++++ EXTRACTED ENTRIES ++++
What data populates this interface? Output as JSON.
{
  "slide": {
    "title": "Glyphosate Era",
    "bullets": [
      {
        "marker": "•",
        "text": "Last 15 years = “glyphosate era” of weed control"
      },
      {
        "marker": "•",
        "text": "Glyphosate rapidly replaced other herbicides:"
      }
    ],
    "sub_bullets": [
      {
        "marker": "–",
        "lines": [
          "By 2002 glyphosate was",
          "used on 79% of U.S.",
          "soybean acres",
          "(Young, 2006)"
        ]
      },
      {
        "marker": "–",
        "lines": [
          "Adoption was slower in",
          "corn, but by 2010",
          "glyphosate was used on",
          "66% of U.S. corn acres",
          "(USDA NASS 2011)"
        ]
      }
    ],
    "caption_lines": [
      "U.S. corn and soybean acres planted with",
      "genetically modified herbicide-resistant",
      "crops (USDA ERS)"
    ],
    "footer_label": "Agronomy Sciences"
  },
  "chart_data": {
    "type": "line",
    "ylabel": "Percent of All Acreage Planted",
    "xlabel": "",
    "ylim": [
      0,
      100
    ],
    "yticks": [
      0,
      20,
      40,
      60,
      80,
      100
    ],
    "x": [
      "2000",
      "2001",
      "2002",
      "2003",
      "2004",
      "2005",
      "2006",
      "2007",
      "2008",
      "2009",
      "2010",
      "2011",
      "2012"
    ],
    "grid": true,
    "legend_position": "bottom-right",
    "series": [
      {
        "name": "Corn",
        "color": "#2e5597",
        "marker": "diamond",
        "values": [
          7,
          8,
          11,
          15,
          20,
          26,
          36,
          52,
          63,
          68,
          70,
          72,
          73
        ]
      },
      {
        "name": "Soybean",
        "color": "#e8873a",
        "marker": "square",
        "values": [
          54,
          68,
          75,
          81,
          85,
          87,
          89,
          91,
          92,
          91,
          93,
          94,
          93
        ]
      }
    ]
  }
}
++++
### DIRECTIONS
Extract the listing in its entirety, matching it exactly.

### TASK SOLUTION
What data populates this interface? Output as JSON.
{
  "slide": {
    "title": "Glyphosate Era",
    "bullets": [
      {
        "marker": "•",
        "text": "Last 15 years = “glyphosate era” of weed control"
      },
      {
        "marker": "•",
        "text": "Glyphosate rapidly replaced other herbicides:"
      }
    ],
    "sub_bullets": [
      {
        "marker": "–",
        "lines": [
          "By 2002 glyphosate was",
          "used on 79% of U.S.",
          "soybean acres",
          "(Young, 2006)"
        ]
      },
      {
        "marker": "–",
        "lines": [
          "Adoption was slower in",
          "corn, but by 2010",
          "glyphosate was used on",
          "66% of U.S. corn acres",
          "(USDA NASS 2011)"
        ]
      }
    ],
    "caption_lines": [
      "U.S. corn and soybean acres planted with",
      "genetically modified herbicide-resistant",
      "crops (USDA ERS)"
    ],
    "footer_label": "Agronomy Sciences"
  },
  "chart_data": {
    "type": "line",
    "ylabel": "Percent of All Acreage Planted",
    "xlabel": "",
    "ylim": [
      0,
      100
    ],
    "yticks": [
      0,
      20,
      40,
      60,
      80,
      100
    ],
    "x": [
      "2000",
      "2001",
      "2002",
      "2003",
      "2004",
      "2005",
      "2006",
      "2007",
      "2008",
      "2009",
      "2010",
      "2011",
      "2012"
    ],
    "grid": true,
    "legend_position": "bottom-right",
    "series": [
      {
        "name": "Corn",
        "color": "#2e5597",
        "marker": "diamond",
        "values": [
          7,
          8,
          11,
          15,
          20,
          26,
          36,
          52,
          63,
          68,
          70,
          72,
          73
        ]
      },
      {
        "name": "Soybean",
        "color": "#e8873a",
        "marker": "square",
        "values": [
          54,
          68,
          75,
          81,
          85,
          87,
          89,
          91,
          92,
          91,
          93,
          94,
          93
        ]
      }
    ]
  }
}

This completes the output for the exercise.